#### Work required:
Copy the following lines verbatim, with every character, number, and bracket kept unchanged.

#### Record excerpts:
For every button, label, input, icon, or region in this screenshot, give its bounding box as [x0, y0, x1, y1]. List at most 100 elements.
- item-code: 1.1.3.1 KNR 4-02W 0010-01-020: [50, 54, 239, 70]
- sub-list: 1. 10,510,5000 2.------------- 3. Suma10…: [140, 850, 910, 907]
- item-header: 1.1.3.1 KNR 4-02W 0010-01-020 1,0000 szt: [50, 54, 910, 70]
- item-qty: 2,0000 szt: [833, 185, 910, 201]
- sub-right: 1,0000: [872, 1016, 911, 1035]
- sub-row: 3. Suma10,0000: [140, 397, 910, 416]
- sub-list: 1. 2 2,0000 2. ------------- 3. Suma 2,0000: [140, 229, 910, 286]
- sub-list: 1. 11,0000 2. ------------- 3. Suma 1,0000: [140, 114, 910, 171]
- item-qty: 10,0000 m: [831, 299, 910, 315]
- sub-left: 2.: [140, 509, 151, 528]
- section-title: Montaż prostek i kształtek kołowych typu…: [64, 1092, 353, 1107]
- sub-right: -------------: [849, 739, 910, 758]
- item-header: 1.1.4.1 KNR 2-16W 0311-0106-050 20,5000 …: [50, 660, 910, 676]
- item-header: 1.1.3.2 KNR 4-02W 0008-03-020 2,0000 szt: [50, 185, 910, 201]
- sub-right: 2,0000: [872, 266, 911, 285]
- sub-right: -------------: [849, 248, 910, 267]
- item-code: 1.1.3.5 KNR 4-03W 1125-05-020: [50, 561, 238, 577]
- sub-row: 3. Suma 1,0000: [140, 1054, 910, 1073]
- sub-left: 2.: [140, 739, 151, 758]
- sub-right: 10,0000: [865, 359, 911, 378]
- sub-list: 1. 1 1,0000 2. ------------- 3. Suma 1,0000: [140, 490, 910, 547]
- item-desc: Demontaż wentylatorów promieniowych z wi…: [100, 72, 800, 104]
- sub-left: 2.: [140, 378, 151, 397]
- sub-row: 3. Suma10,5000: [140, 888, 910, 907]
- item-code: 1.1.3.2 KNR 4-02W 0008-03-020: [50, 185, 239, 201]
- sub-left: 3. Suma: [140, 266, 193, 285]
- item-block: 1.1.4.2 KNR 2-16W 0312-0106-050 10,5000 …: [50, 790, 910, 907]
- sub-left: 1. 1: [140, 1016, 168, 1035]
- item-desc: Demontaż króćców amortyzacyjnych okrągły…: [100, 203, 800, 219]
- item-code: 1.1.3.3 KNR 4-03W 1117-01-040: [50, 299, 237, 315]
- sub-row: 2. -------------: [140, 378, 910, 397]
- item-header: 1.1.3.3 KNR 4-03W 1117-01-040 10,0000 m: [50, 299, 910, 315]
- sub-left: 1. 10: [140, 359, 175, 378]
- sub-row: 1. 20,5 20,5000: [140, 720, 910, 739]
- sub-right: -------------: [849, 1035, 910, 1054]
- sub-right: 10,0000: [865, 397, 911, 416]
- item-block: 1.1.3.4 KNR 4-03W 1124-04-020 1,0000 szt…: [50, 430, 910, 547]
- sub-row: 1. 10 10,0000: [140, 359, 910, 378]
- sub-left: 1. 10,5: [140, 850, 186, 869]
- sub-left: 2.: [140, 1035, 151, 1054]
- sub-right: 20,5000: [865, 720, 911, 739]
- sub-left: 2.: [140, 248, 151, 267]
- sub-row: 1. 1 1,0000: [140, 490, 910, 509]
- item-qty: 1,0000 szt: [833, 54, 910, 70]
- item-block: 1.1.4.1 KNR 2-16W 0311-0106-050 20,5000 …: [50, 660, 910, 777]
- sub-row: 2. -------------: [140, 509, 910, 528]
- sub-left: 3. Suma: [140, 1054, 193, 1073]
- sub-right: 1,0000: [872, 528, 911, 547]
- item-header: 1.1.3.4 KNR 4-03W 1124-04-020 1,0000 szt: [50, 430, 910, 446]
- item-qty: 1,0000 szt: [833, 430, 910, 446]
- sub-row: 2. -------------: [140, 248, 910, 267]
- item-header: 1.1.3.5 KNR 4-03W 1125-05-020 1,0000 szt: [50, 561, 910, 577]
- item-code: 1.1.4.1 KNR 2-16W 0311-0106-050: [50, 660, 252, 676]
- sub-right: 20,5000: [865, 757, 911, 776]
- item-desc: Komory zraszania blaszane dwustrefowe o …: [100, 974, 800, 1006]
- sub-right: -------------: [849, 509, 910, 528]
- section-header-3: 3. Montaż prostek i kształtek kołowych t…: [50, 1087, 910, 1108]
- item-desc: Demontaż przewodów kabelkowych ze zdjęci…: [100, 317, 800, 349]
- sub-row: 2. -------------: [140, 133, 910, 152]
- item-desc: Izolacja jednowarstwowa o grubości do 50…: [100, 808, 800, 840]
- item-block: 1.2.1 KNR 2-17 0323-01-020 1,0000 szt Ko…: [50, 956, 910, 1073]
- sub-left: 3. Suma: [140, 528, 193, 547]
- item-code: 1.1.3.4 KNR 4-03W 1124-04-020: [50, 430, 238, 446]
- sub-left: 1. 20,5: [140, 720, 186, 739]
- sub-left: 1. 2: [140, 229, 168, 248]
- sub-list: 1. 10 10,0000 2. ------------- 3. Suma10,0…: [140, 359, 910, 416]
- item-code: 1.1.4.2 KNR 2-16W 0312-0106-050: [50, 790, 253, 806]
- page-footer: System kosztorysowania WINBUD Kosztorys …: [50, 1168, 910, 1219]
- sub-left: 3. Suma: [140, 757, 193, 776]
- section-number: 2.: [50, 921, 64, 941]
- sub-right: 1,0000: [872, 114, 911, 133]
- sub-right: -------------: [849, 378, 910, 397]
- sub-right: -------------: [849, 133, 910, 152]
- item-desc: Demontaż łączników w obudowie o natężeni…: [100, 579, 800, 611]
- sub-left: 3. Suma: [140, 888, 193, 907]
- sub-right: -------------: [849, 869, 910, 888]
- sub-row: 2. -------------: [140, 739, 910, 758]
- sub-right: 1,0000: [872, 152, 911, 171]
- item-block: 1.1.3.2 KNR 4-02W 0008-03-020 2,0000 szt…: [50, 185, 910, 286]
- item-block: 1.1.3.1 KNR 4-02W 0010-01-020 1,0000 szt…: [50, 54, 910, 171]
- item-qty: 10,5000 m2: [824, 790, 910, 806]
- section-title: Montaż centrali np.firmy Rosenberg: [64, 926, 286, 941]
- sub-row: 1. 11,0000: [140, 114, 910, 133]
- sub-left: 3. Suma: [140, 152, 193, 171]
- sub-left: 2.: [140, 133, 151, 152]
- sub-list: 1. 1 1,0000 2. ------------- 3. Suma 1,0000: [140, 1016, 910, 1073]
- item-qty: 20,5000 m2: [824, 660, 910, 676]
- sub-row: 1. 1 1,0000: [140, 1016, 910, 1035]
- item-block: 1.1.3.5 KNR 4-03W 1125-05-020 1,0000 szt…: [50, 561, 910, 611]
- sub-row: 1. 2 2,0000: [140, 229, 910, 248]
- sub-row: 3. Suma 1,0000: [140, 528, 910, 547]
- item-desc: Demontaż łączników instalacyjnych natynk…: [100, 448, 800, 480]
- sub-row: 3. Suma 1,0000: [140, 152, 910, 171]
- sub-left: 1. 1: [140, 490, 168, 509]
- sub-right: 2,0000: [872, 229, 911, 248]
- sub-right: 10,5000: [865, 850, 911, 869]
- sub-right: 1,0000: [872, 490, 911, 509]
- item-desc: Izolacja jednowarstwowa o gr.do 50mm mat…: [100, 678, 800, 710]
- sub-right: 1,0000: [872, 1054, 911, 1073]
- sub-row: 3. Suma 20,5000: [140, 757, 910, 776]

#### The output:
For every button, label, input, icon, or region in this screenshot, give its bounding box as [x0, y0, x1, y1]. List at most 100 elements.
- item-code: 1.1.3.1 KNR 4-02W 0010-01-020: [50, 54, 239, 70]
- sub-list: 1. 10,510,5000 2.------------- 3. Suma10…: [140, 850, 910, 907]
- item-header: 1.1.3.1 KNR 4-02W 0010-01-020 1,0000 szt: [50, 54, 910, 70]
- item-qty: 2,0000 szt: [833, 185, 910, 201]
- sub-right: 1,0000: [872, 1016, 911, 1035]
- sub-row: 3. Suma10,0000: [140, 397, 910, 416]
- sub-list: 1. 2 2,0000 2. ------------- 3. Suma 2,0000: [140, 229, 910, 286]
- sub-list: 1. 11,0000 2. ------------- 3. Suma 1,0000: [140, 114, 910, 171]
- item-qty: 10,0000 m: [831, 299, 910, 315]
- sub-left: 2.: [140, 509, 151, 528]
- section-title: Montaż prostek i kształtek kołowych typu…: [64, 1092, 353, 1107]
- sub-right: -------------: [849, 739, 910, 758]
- item-header: 1.1.4.1 KNR 2-16W 0311-0106-050 20,5000 …: [50, 660, 910, 676]
- item-header: 1.1.3.2 KNR 4-02W 0008-03-020 2,0000 szt: [50, 185, 910, 201]
- sub-right: 2,0000: [872, 266, 911, 285]
- sub-right: -------------: [849, 248, 910, 267]
- item-code: 1.1.3.5 KNR 4-03W 1125-05-020: [50, 561, 238, 577]
- sub-row: 3. Suma 1,0000: [140, 1054, 910, 1073]
- sub-left: 2.: [140, 739, 151, 758]
- sub-right: 10,0000: [865, 359, 911, 378]
- sub-list: 1. 1 1,0000 2. ------------- 3. Suma 1,0000: [140, 490, 910, 547]
- item-desc: Demontaż wentylatorów promieniowych z wi…: [100, 72, 800, 104]
- sub-left: 2.: [140, 378, 151, 397]
- sub-row: 3. Suma10,5000: [140, 888, 910, 907]
- item-code: 1.1.3.2 KNR 4-02W 0008-03-020: [50, 185, 239, 201]
- sub-left: 3. Suma: [140, 266, 193, 285]
- item-block: 1.1.4.2 KNR 2-16W 0312-0106-050 10,5000 …: [50, 790, 910, 907]
- sub-left: 1. 1: [140, 1016, 168, 1035]
- item-desc: Demontaż króćców amortyzacyjnych okrągły…: [100, 203, 800, 219]
- item-code: 1.1.3.3 KNR 4-03W 1117-01-040: [50, 299, 237, 315]
- sub-row: 2. -------------: [140, 378, 910, 397]
- item-header: 1.1.3.3 KNR 4-03W 1117-01-040 10,0000 m: [50, 299, 910, 315]
- sub-left: 1. 10: [140, 359, 175, 378]
- sub-row: 1. 20,5 20,5000: [140, 720, 910, 739]
- sub-right: -------------: [849, 1035, 910, 1054]
- sub-right: 10,0000: [865, 397, 911, 416]
- item-block: 1.1.3.4 KNR 4-03W 1124-04-020 1,0000 szt…: [50, 430, 910, 547]
- sub-row: 1. 10 10,0000: [140, 359, 910, 378]
- sub-left: 1. 10,5: [140, 850, 186, 869]
- sub-left: 2.: [140, 1035, 151, 1054]
- sub-right: 20,5000: [865, 720, 911, 739]
- sub-left: 2.: [140, 248, 151, 267]
- sub-row: 1. 1 1,0000: [140, 490, 910, 509]
- item-qty: 1,0000 szt: [833, 54, 910, 70]
- item-block: 1.1.4.1 KNR 2-16W 0311-0106-050 20,5000 …: [50, 660, 910, 777]
- sub-row: 2. -------------: [140, 509, 910, 528]
- sub-left: 3. Suma: [140, 1054, 193, 1073]
- sub-right: 1,0000: [872, 528, 911, 547]
- item-header: 1.1.3.4 KNR 4-03W 1124-04-020 1,0000 szt: [50, 430, 910, 446]
- item-qty: 1,0000 szt: [833, 430, 910, 446]
- sub-row: 2. -------------: [140, 248, 910, 267]
- item-header: 1.1.3.5 KNR 4-03W 1125-05-020 1,0000 szt: [50, 561, 910, 577]
- item-code: 1.1.4.1 KNR 2-16W 0311-0106-050: [50, 660, 252, 676]
- sub-right: 20,5000: [865, 757, 911, 776]
- item-desc: Komory zraszania blaszane dwustrefowe o …: [100, 974, 800, 1006]
- sub-right: -------------: [849, 509, 910, 528]
- section-header-3: 3. Montaż prostek i kształtek kołowych t…: [50, 1087, 910, 1108]
- item-desc: Demontaż przewodów kabelkowych ze zdjęci…: [100, 317, 800, 349]
- sub-row: 2. -------------: [140, 133, 910, 152]
- item-desc: Izolacja jednowarstwowa o grubości do 50…: [100, 808, 800, 840]
- item-block: 1.2.1 KNR 2-17 0323-01-020 1,0000 szt Ko…: [50, 956, 910, 1073]
- sub-left: 3. Suma: [140, 528, 193, 547]
- item-code: 1.1.3.4 KNR 4-03W 1124-04-020: [50, 430, 238, 446]
- sub-left: 1. 20,5: [140, 720, 186, 739]
- sub-left: 1. 2: [140, 229, 168, 248]
- sub-list: 1. 10 10,0000 2. ------------- 3. Suma10,0…: [140, 359, 910, 416]
- item-code: 1.1.4.2 KNR 2-16W 0312-0106-050: [50, 790, 253, 806]
- page-footer: System kosztorysowania WINBUD Kosztorys …: [50, 1168, 910, 1219]
- sub-left: 3. Suma: [140, 757, 193, 776]
- section-number: 2.: [50, 921, 64, 941]
- sub-right: 1,0000: [872, 114, 911, 133]
- sub-right: -------------: [849, 378, 910, 397]
- sub-right: -------------: [849, 133, 910, 152]
- item-desc: Demontaż łączników w obudowie o natężeni…: [100, 579, 800, 611]
- sub-left: 3. Suma: [140, 888, 193, 907]
- sub-right: -------------: [849, 869, 910, 888]
- sub-row: 2. -------------: [140, 739, 910, 758]
- sub-right: 1,0000: [872, 152, 911, 171]
- item-block: 1.1.3.2 KNR 4-02W 0008-03-020 2,0000 szt…: [50, 185, 910, 286]
- item-block: 1.1.3.1 KNR 4-02W 0010-01-020 1,0000 szt…: [50, 54, 910, 171]
- item-qty: 10,5000 m2: [824, 790, 910, 806]
- section-title: Montaż centrali np.firmy Rosenberg: [64, 926, 286, 941]
- sub-row: 1. 11,0000: [140, 114, 910, 133]
- sub-left: 3. Suma: [140, 152, 193, 171]
- sub-left: 2.: [140, 133, 151, 152]
- sub-list: 1. 1 1,0000 2. ------------- 3. Suma 1,0000: [140, 1016, 910, 1073]
- item-qty: 20,5000 m2: [824, 660, 910, 676]
- sub-row: 1. 1 1,0000: [140, 1016, 910, 1035]
- item-block: 1.1.3.5 KNR 4-03W 1125-05-020 1,0000 szt…: [50, 561, 910, 611]
- sub-row: 1. 2 2,0000: [140, 229, 910, 248]
- sub-row: 3. Suma 1,0000: [140, 528, 910, 547]
- item-desc: Demontaż łączników instalacyjnych natynk…: [100, 448, 800, 480]
- sub-row: 3. Suma 1,0000: [140, 152, 910, 171]
- sub-left: 1. 1: [140, 490, 168, 509]
- sub-right: 2,0000: [872, 229, 911, 248]
- sub-right: 10,5000: [865, 850, 911, 869]
- sub-right: 1,0000: [872, 490, 911, 509]
- item-desc: Izolacja jednowarstwowa o gr.do 50mm mat…: [100, 678, 800, 710]
- sub-right: 1,0000: [872, 1054, 911, 1073]
- sub-row: 3. Suma 20,5000: [140, 757, 910, 776]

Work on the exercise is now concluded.